What you will do: Retype the full set of records. Keep every character identical.

Saved data entries:
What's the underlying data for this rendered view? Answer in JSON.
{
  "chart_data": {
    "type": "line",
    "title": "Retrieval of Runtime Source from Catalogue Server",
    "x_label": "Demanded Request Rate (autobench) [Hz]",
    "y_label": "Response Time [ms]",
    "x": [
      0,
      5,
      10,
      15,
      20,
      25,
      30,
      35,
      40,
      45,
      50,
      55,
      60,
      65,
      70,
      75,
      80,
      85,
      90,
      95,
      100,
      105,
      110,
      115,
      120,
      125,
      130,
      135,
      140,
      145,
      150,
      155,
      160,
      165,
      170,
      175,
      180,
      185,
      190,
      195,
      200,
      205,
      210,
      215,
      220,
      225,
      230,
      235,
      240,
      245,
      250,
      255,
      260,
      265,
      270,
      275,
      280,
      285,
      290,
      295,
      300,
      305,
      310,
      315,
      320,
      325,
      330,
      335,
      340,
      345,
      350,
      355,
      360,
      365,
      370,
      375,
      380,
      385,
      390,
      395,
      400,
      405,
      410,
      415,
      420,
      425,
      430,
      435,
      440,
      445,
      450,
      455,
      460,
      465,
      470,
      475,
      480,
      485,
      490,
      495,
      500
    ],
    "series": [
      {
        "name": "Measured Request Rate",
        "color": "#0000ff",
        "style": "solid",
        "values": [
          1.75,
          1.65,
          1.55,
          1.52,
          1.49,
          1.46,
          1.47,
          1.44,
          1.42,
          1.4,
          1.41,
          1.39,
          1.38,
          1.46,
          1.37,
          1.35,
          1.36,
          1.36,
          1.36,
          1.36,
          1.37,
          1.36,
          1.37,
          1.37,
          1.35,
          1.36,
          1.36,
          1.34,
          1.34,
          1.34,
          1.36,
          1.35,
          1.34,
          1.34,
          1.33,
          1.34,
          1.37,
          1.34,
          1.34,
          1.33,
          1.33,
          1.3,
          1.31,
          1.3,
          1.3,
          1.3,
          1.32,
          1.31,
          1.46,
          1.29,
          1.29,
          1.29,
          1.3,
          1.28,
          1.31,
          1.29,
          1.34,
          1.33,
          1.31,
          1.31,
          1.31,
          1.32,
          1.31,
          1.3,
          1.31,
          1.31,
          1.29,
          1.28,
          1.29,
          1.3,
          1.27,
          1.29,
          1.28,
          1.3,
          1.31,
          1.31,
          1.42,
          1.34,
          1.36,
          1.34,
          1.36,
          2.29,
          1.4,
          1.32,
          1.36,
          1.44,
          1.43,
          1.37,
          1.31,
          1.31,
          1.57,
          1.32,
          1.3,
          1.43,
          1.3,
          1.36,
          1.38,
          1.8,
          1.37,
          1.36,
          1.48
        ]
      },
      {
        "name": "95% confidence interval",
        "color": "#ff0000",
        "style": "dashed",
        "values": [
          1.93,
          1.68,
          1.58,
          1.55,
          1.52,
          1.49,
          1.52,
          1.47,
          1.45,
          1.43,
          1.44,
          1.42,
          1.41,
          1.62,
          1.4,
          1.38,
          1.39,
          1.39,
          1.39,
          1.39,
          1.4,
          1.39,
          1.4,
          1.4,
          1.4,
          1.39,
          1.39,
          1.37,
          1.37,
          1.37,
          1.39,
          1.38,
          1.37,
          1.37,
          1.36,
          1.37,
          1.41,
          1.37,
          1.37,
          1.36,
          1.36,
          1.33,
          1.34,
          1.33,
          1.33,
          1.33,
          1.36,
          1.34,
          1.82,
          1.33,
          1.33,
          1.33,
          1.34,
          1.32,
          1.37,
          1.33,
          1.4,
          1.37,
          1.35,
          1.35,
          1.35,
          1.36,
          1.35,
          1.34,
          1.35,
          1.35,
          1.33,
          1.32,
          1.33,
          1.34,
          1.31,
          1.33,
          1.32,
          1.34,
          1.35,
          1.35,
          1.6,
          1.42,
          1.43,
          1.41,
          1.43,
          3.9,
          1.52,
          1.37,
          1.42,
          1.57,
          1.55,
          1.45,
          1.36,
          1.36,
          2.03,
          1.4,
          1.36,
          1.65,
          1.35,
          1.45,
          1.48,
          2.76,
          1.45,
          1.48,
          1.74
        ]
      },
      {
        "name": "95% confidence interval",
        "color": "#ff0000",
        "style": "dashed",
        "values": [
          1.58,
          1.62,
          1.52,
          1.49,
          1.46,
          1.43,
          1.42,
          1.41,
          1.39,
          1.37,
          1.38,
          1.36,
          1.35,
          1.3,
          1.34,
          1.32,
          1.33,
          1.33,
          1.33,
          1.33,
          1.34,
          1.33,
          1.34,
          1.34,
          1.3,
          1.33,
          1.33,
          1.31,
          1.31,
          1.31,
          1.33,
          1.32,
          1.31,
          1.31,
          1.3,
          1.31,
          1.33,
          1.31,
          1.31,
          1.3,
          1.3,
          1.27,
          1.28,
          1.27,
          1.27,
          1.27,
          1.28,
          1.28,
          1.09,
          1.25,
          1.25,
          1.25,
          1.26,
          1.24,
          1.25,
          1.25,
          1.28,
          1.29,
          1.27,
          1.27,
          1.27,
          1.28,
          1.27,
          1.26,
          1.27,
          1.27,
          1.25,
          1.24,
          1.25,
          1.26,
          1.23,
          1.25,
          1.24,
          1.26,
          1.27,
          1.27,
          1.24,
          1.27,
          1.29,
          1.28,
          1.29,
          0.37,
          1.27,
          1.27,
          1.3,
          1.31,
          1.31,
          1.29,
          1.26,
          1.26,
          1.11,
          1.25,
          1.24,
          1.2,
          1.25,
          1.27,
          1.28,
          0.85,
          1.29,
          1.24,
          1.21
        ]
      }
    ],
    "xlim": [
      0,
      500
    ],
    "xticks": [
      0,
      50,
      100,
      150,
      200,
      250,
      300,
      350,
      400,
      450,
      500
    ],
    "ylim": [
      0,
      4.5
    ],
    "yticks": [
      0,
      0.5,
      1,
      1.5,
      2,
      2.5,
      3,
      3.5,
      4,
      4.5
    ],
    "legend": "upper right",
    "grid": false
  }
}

Task response:
What's the underlying data for this rendered view? Answer in JSON.
{
  "chart_data": {
    "type": "line",
    "title": "Retrieval of Runtime Source from Catalogue Server",
    "x_label": "Demanded Request Rate (autobench) [Hz]",
    "y_label": "Response Time [ms]",
    "x": [
      0,
      5,
      10,
      15,
      20,
      25,
      30,
      35,
      40,
      45,
      50,
      55,
      60,
      65,
      70,
      75,
      80,
      85,
      90,
      95,
      100,
      105,
      110,
      115,
      120,
      125,
      130,
      135,
      140,
      145,
      150,
      155,
      160,
      165,
      170,
      175,
      180,
      185,
      190,
      195,
      200,
      205,
      210,
      215,
      220,
      225,
      230,
      235,
      240,
      245,
      250,
      255,
      260,
      265,
      270,
      275,
      280,
      285,
      290,
      295,
      300,
      305,
      310,
      315,
      320,
      325,
      330,
      335,
      340,
      345,
      350,
      355,
      360,
      365,
      370,
      375,
      380,
      385,
      390,
      395,
      400,
      405,
      410,
      415,
      420,
      425,
      430,
      435,
      440,
      445,
      450,
      455,
      460,
      465,
      470,
      475,
      480,
      485,
      490,
      495,
      500
    ],
    "series": [
      {
        "name": "Measured Request Rate",
        "color": "#0000ff",
        "style": "solid",
        "values": [
          1.75,
          1.65,
          1.55,
          1.52,
          1.49,
          1.46,
          1.47,
          1.44,
          1.42,
          1.4,
          1.41,
          1.39,
          1.38,
          1.46,
          1.37,
          1.35,
          1.36,
          1.36,
          1.36,
          1.36,
          1.37,
          1.36,
          1.37,
          1.37,
          1.35,
          1.36,
          1.36,
          1.34,
          1.34,
          1.34,
          1.36,
          1.35,
          1.34,
          1.34,
          1.33,
          1.34,
          1.37,
          1.34,
          1.34,
          1.33,
          1.33,
          1.3,
          1.31,
          1.3,
          1.3,
          1.3,
          1.32,
          1.31,
          1.46,
          1.29,
          1.29,
          1.29,
          1.3,
          1.28,
          1.31,
          1.29,
          1.34,
          1.33,
          1.31,
          1.31,
          1.31,
          1.32,
          1.31,
          1.3,
          1.31,
          1.31,
          1.29,
          1.28,
          1.29,
          1.3,
          1.27,
          1.29,
          1.28,
          1.3,
          1.31,
          1.31,
          1.42,
          1.34,
          1.36,
          1.34,
          1.36,
          2.29,
          1.4,
          1.32,
          1.36,
          1.44,
          1.43,
          1.37,
          1.31,
          1.31,
          1.57,
          1.32,
          1.3,
          1.43,
          1.3,
          1.36,
          1.38,
          1.8,
          1.37,
          1.36,
          1.48
        ]
      },
      {
        "name": "95% confidence interval",
        "color": "#ff0000",
        "style": "dashed",
        "values": [
          1.93,
          1.68,
          1.58,
          1.55,
          1.52,
          1.49,
          1.52,
          1.47,
          1.45,
          1.43,
          1.44,
          1.42,
          1.41,
          1.62,
          1.4,
          1.38,
          1.39,
          1.39,
          1.39,
          1.39,
          1.4,
          1.39,
          1.4,
          1.4,
          1.4,
          1.39,
          1.39,
          1.37,
          1.37,
          1.37,
          1.39,
          1.38,
          1.37,
          1.37,
          1.36,
          1.37,
          1.41,
          1.37,
          1.37,
          1.36,
          1.36,
          1.33,
          1.34,
          1.33,
          1.33,
          1.33,
          1.36,
          1.34,
          1.82,
          1.33,
          1.33,
          1.33,
          1.34,
          1.32,
          1.37,
          1.33,
          1.4,
          1.37,
          1.35,
          1.35,
          1.35,
          1.36,
          1.35,
          1.34,
          1.35,
          1.35,
          1.33,
          1.32,
          1.33,
          1.34,
          1.31,
          1.33,
          1.32,
          1.34,
          1.35,
          1.35,
          1.6,
          1.42,
          1.43,
          1.41,
          1.43,
          3.9,
          1.52,
          1.37,
          1.42,
          1.57,
          1.55,
          1.45,
          1.36,
          1.36,
          2.03,
          1.4,
          1.36,
          1.65,
          1.35,
          1.45,
          1.48,
          2.76,
          1.45,
          1.48,
          1.74
        ]
      },
      {
        "name": "95% confidence interval",
        "color": "#ff0000",
        "style": "dashed",
        "values": [
          1.58,
          1.62,
          1.52,
          1.49,
          1.46,
          1.43,
          1.42,
          1.41,
          1.39,
          1.37,
          1.38,
          1.36,
          1.35,
          1.3,
          1.34,
          1.32,
          1.33,
          1.33,
          1.33,
          1.33,
          1.34,
          1.33,
          1.34,
          1.34,
          1.3,
          1.33,
          1.33,
          1.31,
          1.31,
          1.31,
          1.33,
          1.32,
          1.31,
          1.31,
          1.3,
          1.31,
          1.33,
          1.31,
          1.31,
          1.3,
          1.3,
          1.27,
          1.28,
          1.27,
          1.27,
          1.27,
          1.28,
          1.28,
          1.09,
          1.25,
          1.25,
          1.25,
          1.26,
          1.24,
          1.25,
          1.25,
          1.28,
          1.29,
          1.27,
          1.27,
          1.27,
          1.28,
          1.27,
          1.26,
          1.27,
          1.27,
          1.25,
          1.24,
          1.25,
          1.26,
          1.23,
          1.25,
          1.24,
          1.26,
          1.27,
          1.27,
          1.24,
          1.27,
          1.29,
          1.28,
          1.29,
          0.37,
          1.27,
          1.27,
          1.3,
          1.31,
          1.31,
          1.29,
          1.26,
          1.26,
          1.11,
          1.25,
          1.24,
          1.2,
          1.25,
          1.27,
          1.28,
          0.85,
          1.29,
          1.24,
          1.21
        ]
      }
    ],
    "xlim": [
      0,
      500
    ],
    "xticks": [
      0,
      50,
      100,
      150,
      200,
      250,
      300,
      350,
      400,
      450,
      500
    ],
    "ylim": [
      0,
      4.5
    ],
    "yticks": [
      0,
      0.5,
      1,
      1.5,
      2,
      2.5,
      3,
      3.5,
      4,
      4.5
    ],
    "legend": "upper right",
    "grid": false
  }
}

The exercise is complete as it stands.